╭─ Material provided

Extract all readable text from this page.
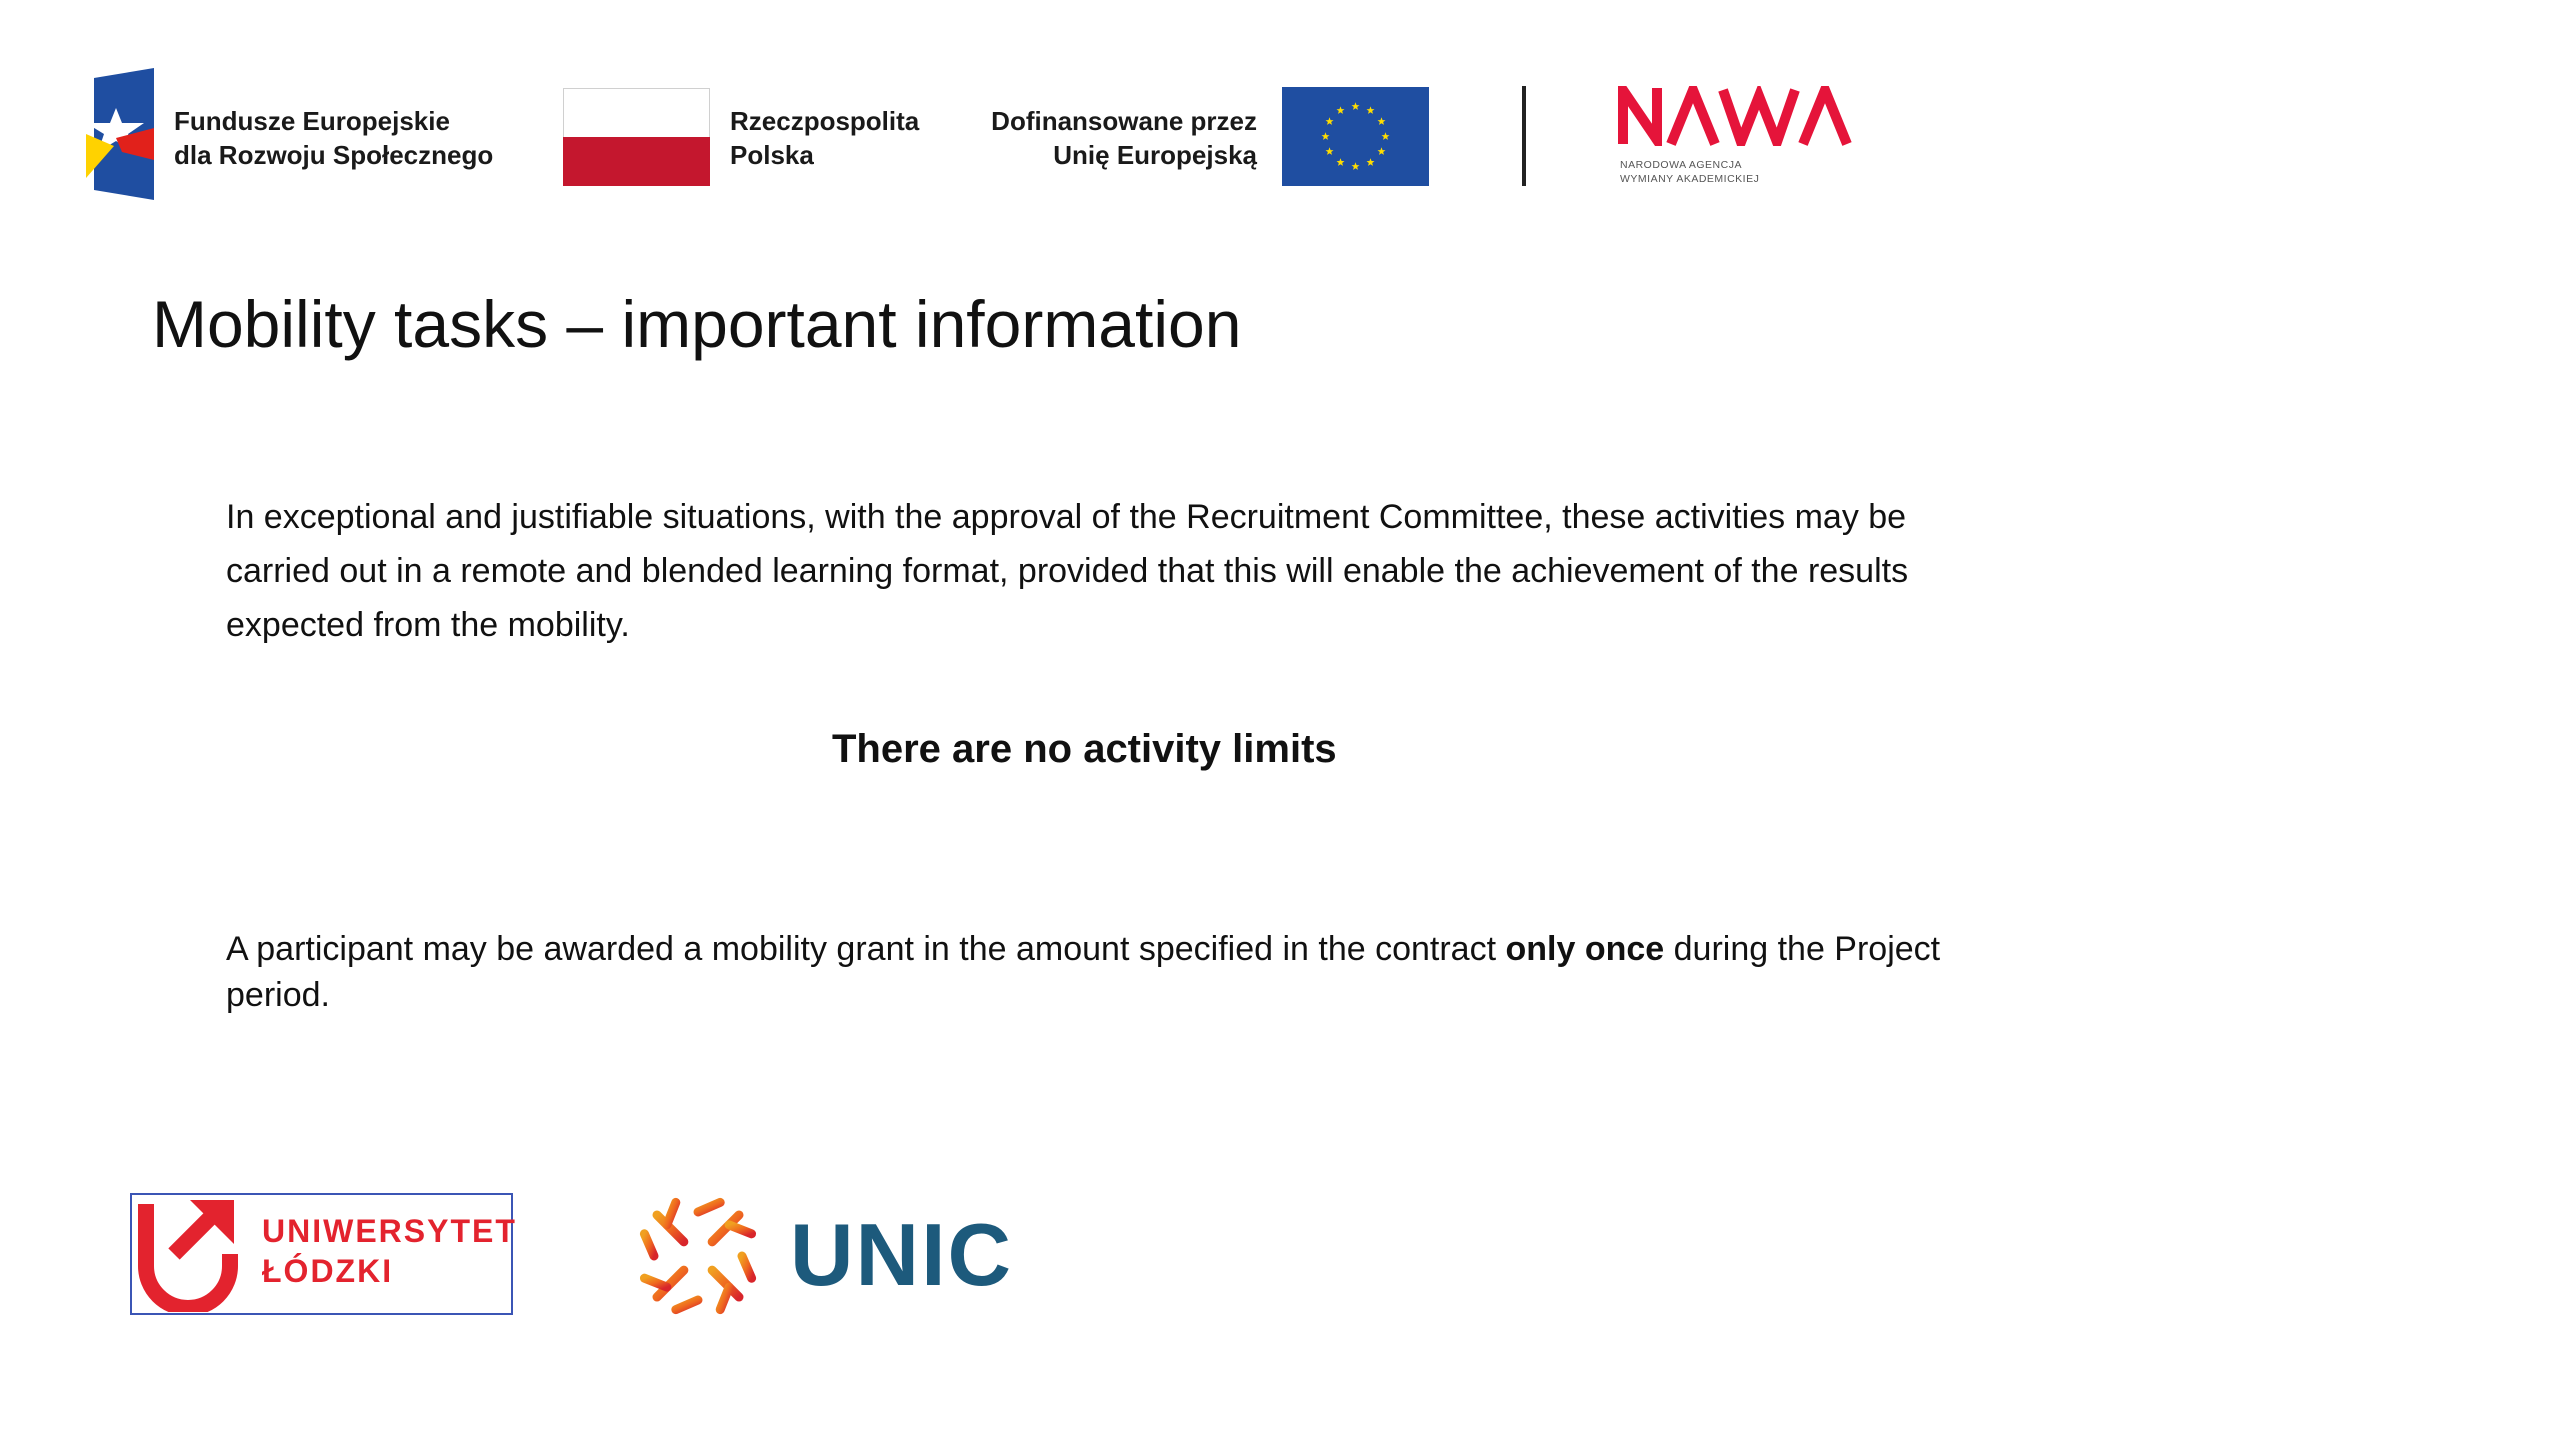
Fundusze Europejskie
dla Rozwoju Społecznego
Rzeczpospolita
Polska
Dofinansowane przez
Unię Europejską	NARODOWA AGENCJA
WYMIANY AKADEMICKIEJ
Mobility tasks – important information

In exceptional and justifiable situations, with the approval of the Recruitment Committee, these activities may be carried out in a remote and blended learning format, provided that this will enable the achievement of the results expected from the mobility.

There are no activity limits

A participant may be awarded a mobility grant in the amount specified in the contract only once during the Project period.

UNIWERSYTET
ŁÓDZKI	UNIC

╰─

◆ Requirements
Leave out the pictures and retype every line above exactly.

◆ Exercise answer
Extract all readable text from this page.
Fundusze Europejskie
dla Rozwoju Społecznego
Rzeczpospolita
Polska
Dofinansowane przez
Unię Europejską	NARODOWA AGENCJA
WYMIANY AKADEMICKIEJ
Mobility tasks – important information

In exceptional and justifiable situations, with the approval of the Recruitment Committee, these activities may be carried out in a remote and blended learning format, provided that this will enable the achievement of the results expected from the mobility.

There are no activity limits

A participant may be awarded a mobility grant in the amount specified in the contract only once during the Project period.

UNIWERSYTET
ŁÓDZKI	UNIC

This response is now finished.